Data entries for graphics
+-------+

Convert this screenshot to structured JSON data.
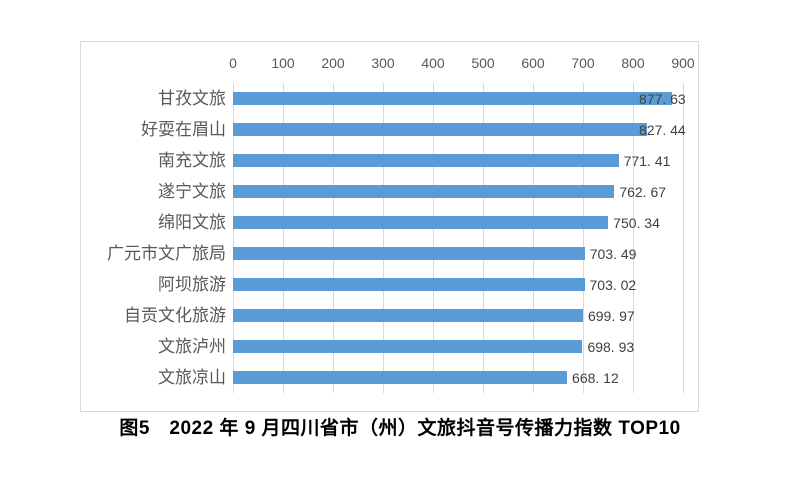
{
  "caption": {
    "text": "图5　2022 年 9 月四川省市（州）文旅抖音号传播力指数 TOP10"
  },
  "chart_data": {
    "type": "bar",
    "orientation": "horizontal",
    "title": "2022年9月四川省市（州）文旅抖音号传播力指数TOP10",
    "categories": [
      "甘孜文旅",
      "好耍在眉山",
      "南充文旅",
      "遂宁文旅",
      "绵阳文旅",
      "广元市文广旅局",
      "阿坝旅游",
      "自贡文化旅游",
      "文旅泸州",
      "文旅凉山"
    ],
    "values": [
      877.63,
      827.44,
      771.41,
      762.67,
      750.34,
      703.49,
      703.02,
      699.97,
      698.93,
      668.12
    ],
    "value_labels": [
      "877. 63",
      "827. 44",
      "771. 41",
      "762. 67",
      "750. 34",
      "703. 49",
      "703. 02",
      "699. 97",
      "698. 93",
      "668. 12"
    ],
    "x_ticks": [
      0,
      100,
      200,
      300,
      400,
      500,
      600,
      700,
      800,
      900
    ],
    "xlim": [
      0,
      900
    ],
    "grid": "vertical",
    "legend": "none",
    "axis_position": "top"
  },
  "colors": {
    "bar": "#5B9BD5",
    "grid": "#D9D9D9",
    "frame_border": "#D9D9D9",
    "tick_text": "#595959",
    "category_text": "#595959",
    "value_text": "#404040",
    "caption_text": "#000000",
    "background": "#FFFFFF"
  }
}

+-------+

REQUIRED WORK: Retype all of the entries exactly as written, leaving out any images.

EXERCISE ANSWER:
Convert this screenshot to structured JSON data.
{
  "caption": {
    "text": "图5　2022 年 9 月四川省市（州）文旅抖音号传播力指数 TOP10"
  },
  "chart_data": {
    "type": "bar",
    "orientation": "horizontal",
    "title": "2022年9月四川省市（州）文旅抖音号传播力指数TOP10",
    "categories": [
      "甘孜文旅",
      "好耍在眉山",
      "南充文旅",
      "遂宁文旅",
      "绵阳文旅",
      "广元市文广旅局",
      "阿坝旅游",
      "自贡文化旅游",
      "文旅泸州",
      "文旅凉山"
    ],
    "values": [
      877.63,
      827.44,
      771.41,
      762.67,
      750.34,
      703.49,
      703.02,
      699.97,
      698.93,
      668.12
    ],
    "value_labels": [
      "877. 63",
      "827. 44",
      "771. 41",
      "762. 67",
      "750. 34",
      "703. 49",
      "703. 02",
      "699. 97",
      "698. 93",
      "668. 12"
    ],
    "x_ticks": [
      0,
      100,
      200,
      300,
      400,
      500,
      600,
      700,
      800,
      900
    ],
    "xlim": [
      0,
      900
    ],
    "grid": "vertical",
    "legend": "none",
    "axis_position": "top"
  },
  "colors": {
    "bar": "#5B9BD5",
    "grid": "#D9D9D9",
    "frame_border": "#D9D9D9",
    "tick_text": "#595959",
    "category_text": "#595959",
    "value_text": "#404040",
    "caption_text": "#000000",
    "background": "#FFFFFF"
  }
}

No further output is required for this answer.